Dataset entries
━━━━━━

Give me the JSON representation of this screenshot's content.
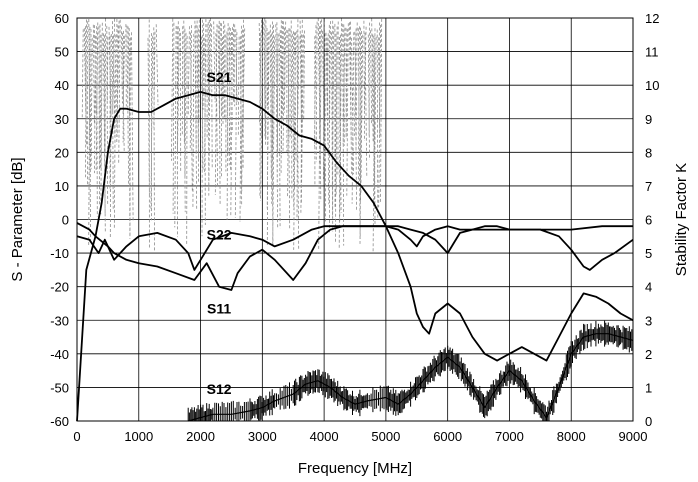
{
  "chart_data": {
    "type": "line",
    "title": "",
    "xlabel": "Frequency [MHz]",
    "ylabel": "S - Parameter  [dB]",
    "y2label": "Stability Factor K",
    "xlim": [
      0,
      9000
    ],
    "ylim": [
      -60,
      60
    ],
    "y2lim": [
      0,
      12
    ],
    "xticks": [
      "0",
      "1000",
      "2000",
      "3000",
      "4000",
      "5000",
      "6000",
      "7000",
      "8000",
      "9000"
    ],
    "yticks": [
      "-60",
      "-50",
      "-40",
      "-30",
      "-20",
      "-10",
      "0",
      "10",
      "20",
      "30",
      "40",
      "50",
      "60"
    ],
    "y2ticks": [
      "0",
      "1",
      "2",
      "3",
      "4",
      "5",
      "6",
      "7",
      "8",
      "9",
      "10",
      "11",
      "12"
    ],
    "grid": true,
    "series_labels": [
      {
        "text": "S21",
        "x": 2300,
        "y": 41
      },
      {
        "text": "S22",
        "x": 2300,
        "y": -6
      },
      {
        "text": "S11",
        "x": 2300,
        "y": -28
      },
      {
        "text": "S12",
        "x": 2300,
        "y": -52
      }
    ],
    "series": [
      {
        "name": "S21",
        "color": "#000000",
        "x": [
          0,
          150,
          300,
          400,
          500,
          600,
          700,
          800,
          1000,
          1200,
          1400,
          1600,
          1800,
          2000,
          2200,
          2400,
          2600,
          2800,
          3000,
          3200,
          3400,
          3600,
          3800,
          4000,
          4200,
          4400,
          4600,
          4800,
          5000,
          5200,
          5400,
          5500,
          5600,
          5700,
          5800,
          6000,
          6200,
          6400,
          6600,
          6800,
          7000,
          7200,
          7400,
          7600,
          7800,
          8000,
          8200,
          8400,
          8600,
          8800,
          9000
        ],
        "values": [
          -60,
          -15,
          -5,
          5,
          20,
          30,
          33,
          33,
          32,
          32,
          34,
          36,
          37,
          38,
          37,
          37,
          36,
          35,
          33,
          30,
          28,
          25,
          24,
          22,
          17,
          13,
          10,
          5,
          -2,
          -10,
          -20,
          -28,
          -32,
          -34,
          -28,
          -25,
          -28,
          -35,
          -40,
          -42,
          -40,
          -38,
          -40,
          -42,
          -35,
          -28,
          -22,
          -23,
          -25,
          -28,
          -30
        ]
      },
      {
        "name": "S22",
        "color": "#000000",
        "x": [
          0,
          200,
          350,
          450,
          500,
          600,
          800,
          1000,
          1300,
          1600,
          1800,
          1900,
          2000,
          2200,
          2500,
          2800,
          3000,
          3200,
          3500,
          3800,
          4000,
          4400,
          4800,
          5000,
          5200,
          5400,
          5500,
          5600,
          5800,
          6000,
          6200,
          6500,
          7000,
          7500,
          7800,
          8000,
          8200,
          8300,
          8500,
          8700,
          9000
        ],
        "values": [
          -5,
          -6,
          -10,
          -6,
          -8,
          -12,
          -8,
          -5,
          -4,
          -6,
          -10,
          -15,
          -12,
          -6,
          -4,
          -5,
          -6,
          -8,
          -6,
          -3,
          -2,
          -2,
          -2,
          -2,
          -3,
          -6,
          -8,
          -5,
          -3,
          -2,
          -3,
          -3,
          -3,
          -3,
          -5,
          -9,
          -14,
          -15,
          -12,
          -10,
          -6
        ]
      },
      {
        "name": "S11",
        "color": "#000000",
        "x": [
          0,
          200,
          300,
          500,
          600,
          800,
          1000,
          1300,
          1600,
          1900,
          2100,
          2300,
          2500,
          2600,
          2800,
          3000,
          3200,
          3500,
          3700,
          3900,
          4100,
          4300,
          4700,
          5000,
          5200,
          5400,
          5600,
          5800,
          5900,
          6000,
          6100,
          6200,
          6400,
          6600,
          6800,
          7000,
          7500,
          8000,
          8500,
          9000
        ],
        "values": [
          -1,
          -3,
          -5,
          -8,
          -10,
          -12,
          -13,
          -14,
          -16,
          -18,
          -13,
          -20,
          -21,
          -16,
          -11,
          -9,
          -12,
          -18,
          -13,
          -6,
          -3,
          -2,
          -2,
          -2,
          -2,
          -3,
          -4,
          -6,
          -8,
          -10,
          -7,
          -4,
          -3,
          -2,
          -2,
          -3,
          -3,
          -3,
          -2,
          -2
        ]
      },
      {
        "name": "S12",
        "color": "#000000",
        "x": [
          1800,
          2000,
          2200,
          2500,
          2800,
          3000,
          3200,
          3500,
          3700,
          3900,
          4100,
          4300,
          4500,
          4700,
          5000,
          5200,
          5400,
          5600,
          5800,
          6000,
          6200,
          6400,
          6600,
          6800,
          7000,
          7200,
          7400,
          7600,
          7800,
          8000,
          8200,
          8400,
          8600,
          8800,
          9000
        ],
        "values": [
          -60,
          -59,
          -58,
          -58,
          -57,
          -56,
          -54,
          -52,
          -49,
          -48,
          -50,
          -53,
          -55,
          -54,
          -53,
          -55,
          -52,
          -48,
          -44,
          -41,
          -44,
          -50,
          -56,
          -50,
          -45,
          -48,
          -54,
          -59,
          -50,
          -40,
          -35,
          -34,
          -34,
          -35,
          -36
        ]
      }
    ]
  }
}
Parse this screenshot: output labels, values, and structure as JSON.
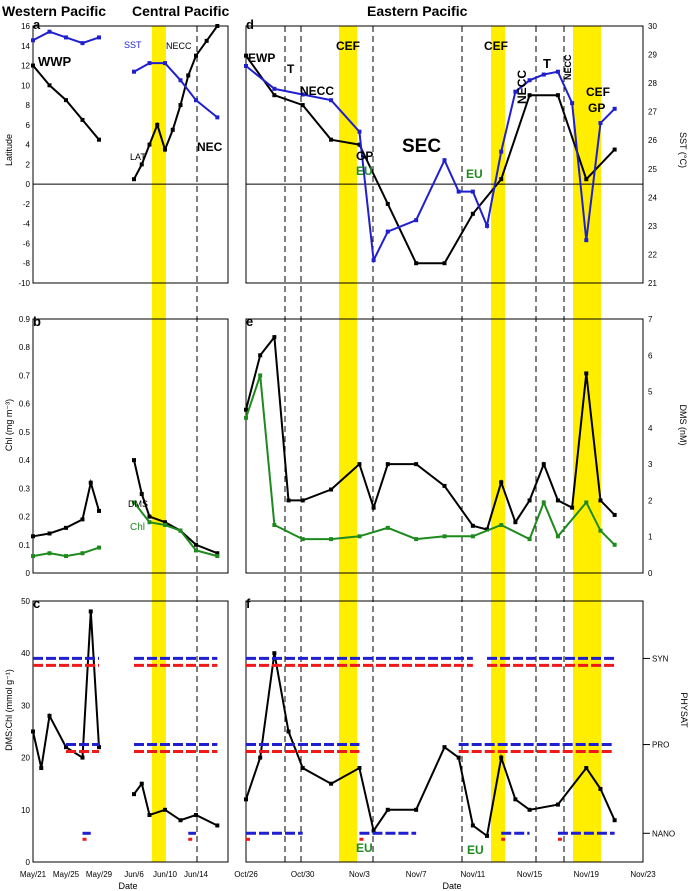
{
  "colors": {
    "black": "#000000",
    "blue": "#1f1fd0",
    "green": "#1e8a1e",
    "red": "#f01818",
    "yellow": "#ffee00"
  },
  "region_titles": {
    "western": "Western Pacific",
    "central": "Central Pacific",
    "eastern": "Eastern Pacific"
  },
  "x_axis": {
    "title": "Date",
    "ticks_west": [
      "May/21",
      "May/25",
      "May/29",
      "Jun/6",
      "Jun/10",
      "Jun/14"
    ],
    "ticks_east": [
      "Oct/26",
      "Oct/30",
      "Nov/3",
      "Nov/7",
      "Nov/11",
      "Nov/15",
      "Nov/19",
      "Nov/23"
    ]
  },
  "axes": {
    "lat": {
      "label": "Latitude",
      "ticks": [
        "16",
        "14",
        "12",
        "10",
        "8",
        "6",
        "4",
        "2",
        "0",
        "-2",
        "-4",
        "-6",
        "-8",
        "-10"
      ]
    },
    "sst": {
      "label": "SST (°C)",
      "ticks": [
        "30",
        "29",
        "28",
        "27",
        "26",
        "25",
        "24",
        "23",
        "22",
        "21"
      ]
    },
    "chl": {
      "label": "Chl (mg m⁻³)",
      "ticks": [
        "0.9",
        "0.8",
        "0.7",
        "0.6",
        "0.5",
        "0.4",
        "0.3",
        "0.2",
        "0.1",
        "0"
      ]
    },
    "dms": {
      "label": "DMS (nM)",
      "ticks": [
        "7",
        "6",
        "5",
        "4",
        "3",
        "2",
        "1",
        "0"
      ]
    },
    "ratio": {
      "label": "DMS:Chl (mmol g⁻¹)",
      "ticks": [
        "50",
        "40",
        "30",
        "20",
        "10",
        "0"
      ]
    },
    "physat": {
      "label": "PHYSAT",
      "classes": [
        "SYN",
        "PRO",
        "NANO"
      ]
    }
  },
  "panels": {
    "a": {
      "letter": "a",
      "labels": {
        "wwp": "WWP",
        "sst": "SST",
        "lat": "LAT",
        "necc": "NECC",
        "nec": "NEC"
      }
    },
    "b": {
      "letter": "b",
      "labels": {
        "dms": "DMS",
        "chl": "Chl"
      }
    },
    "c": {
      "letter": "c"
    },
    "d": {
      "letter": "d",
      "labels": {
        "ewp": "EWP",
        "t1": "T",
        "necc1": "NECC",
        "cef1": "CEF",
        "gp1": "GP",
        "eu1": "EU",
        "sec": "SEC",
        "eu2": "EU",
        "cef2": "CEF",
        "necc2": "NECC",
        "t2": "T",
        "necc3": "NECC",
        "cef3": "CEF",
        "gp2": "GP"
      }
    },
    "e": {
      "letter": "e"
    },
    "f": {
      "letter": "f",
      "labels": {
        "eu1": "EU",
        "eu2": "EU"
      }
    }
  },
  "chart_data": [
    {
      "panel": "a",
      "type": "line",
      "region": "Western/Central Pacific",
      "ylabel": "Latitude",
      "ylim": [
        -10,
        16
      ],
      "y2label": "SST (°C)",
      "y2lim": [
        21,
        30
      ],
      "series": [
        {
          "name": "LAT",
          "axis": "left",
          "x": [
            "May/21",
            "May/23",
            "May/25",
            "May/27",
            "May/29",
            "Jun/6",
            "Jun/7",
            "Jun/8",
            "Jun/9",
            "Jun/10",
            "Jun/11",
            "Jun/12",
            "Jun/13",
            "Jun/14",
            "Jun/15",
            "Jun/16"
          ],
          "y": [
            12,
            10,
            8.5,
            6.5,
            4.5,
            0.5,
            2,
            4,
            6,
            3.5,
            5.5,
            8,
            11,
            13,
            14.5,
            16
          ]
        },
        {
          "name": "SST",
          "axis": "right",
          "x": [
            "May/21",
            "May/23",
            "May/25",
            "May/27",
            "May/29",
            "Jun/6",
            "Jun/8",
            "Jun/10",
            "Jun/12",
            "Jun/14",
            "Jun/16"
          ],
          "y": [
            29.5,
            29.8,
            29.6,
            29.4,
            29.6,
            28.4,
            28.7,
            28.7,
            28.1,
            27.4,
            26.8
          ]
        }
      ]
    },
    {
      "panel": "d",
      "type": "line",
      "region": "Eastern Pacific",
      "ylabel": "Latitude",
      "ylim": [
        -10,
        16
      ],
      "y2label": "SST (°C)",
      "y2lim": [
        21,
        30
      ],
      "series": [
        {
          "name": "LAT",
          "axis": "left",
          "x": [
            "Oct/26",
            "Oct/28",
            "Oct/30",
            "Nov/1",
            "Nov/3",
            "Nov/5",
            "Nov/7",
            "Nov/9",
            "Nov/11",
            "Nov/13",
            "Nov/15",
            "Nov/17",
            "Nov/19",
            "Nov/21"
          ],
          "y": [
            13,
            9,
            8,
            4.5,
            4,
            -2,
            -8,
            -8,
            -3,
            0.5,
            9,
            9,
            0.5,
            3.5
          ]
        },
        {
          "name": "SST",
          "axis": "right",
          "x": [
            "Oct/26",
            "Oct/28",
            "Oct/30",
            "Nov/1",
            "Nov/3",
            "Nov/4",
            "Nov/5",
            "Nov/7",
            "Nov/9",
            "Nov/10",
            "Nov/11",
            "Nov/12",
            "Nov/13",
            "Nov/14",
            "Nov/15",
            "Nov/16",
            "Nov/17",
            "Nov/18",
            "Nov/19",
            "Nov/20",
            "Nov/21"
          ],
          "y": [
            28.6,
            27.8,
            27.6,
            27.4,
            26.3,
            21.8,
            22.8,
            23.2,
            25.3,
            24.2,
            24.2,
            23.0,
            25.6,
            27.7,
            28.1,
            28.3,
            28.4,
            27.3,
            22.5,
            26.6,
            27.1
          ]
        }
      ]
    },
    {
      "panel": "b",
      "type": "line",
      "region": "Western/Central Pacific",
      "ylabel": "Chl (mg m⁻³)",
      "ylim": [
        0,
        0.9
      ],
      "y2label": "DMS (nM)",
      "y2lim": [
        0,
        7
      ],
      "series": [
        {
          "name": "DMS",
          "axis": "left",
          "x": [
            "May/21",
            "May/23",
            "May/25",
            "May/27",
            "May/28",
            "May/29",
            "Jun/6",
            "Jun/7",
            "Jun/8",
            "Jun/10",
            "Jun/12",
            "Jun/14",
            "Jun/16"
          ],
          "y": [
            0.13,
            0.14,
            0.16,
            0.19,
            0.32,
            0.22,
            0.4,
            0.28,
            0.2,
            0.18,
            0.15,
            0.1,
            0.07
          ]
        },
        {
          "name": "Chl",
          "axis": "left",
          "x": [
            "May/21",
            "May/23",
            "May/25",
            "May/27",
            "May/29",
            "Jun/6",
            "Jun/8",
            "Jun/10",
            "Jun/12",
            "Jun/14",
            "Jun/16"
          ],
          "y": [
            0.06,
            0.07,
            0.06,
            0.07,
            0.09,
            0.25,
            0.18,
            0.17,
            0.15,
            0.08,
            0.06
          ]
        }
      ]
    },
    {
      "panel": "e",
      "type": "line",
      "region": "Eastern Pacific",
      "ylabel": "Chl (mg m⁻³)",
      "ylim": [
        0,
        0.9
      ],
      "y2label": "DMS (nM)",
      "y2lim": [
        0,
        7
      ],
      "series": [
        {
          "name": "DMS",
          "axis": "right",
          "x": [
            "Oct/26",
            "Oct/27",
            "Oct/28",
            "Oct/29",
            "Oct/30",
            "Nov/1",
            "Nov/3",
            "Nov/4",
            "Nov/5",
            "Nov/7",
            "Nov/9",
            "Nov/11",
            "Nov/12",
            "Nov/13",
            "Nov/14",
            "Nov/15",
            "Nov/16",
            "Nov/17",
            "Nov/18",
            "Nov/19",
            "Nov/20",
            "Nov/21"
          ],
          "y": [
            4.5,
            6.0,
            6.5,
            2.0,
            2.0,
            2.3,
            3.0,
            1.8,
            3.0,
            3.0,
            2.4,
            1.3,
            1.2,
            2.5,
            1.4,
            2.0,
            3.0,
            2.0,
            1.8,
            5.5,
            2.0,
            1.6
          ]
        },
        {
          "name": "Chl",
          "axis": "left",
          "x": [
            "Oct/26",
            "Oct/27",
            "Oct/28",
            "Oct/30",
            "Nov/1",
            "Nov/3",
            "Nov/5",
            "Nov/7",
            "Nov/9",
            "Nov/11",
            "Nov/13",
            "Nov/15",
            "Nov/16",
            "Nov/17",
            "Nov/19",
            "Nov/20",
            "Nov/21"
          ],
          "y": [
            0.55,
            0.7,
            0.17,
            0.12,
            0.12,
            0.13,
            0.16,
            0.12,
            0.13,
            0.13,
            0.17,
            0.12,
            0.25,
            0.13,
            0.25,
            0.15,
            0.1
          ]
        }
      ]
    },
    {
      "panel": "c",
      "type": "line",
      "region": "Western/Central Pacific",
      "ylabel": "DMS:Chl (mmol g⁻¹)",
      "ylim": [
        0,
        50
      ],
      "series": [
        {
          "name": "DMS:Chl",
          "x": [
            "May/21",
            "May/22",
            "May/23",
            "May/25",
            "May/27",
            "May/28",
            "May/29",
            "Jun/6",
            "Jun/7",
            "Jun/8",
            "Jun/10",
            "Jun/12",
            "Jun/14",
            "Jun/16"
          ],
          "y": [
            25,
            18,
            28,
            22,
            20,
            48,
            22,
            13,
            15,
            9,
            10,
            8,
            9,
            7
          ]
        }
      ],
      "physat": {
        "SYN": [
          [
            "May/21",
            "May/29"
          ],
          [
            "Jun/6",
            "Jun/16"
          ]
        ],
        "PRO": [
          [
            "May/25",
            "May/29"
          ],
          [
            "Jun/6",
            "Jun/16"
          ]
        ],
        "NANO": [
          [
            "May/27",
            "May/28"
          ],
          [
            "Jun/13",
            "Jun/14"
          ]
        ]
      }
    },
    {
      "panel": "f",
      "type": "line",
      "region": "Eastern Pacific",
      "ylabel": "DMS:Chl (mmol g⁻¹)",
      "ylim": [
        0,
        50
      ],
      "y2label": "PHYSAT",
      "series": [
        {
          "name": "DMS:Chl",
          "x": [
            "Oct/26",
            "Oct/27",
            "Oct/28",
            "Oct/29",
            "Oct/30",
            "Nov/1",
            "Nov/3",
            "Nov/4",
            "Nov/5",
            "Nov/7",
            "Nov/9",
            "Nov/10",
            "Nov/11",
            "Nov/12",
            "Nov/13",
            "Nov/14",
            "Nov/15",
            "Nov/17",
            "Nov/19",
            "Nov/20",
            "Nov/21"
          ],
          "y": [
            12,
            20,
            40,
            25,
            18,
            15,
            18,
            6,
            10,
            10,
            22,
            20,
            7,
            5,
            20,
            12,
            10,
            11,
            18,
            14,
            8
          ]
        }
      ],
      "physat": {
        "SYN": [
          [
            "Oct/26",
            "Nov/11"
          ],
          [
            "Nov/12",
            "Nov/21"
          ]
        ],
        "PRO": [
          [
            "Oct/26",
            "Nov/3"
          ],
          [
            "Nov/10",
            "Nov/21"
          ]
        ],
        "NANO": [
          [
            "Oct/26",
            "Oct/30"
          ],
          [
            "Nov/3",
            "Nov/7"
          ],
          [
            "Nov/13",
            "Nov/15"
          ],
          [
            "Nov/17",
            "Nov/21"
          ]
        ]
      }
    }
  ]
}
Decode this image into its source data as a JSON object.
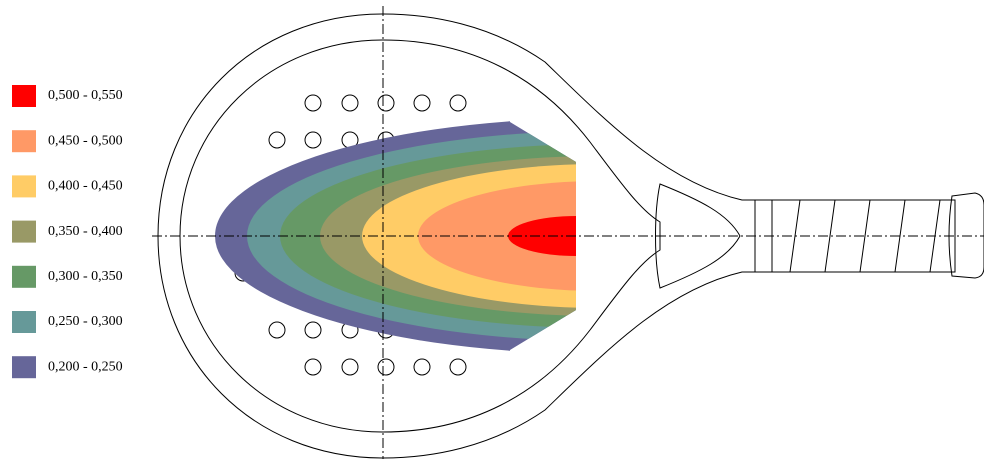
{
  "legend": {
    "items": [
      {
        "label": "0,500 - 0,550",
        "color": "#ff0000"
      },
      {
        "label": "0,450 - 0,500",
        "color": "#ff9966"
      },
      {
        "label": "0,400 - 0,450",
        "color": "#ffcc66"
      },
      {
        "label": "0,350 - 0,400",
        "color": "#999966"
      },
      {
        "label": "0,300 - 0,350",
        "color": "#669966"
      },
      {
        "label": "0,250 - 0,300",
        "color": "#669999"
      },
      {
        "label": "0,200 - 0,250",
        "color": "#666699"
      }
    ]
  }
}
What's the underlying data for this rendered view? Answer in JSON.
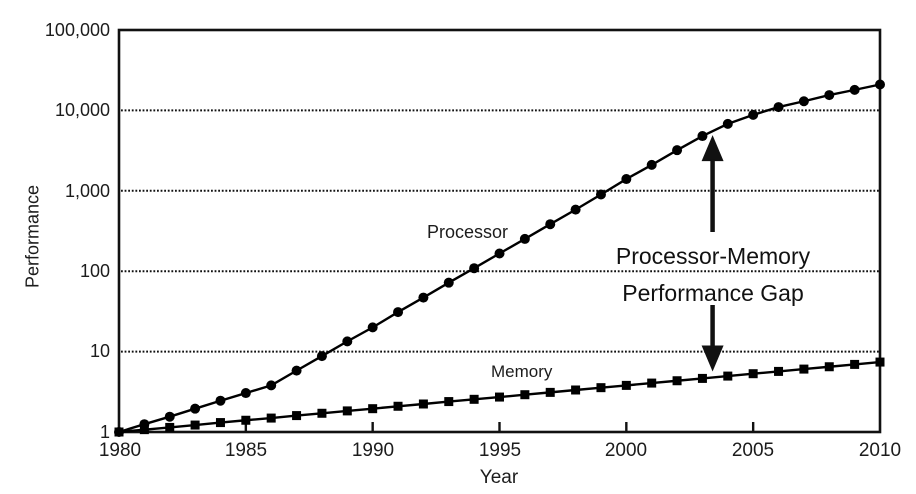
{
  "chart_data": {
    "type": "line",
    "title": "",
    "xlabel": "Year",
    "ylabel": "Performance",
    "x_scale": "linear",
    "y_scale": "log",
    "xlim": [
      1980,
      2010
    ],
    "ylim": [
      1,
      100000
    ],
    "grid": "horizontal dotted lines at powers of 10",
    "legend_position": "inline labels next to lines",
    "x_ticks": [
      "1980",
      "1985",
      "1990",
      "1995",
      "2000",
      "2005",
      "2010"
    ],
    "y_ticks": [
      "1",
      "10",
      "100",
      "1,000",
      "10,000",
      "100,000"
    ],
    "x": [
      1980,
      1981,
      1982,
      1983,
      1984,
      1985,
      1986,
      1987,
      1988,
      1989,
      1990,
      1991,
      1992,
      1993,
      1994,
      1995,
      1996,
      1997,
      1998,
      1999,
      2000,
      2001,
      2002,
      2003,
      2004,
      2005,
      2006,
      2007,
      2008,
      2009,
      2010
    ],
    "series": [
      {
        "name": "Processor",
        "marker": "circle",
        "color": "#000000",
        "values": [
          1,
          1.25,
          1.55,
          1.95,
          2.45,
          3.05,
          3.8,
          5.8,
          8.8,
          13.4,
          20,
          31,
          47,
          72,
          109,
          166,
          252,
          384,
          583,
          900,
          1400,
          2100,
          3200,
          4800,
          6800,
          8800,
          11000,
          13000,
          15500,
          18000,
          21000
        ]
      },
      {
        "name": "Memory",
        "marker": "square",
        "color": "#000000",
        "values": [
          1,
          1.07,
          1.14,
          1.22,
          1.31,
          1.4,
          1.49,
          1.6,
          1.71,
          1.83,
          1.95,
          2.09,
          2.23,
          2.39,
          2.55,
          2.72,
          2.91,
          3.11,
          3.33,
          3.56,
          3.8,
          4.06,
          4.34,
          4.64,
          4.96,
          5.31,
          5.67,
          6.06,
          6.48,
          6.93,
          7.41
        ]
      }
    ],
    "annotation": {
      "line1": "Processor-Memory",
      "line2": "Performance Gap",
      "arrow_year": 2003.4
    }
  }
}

━━━━━━

Extract all lines of the records above that include "JSON".

Give me the JSON representation of this screenshot's content.
Parse this screenshot: output labels, values, and structure as JSON.
Decode this image into its source data as a JSON object.
What's the underlying data for this rendered view? Answer in JSON.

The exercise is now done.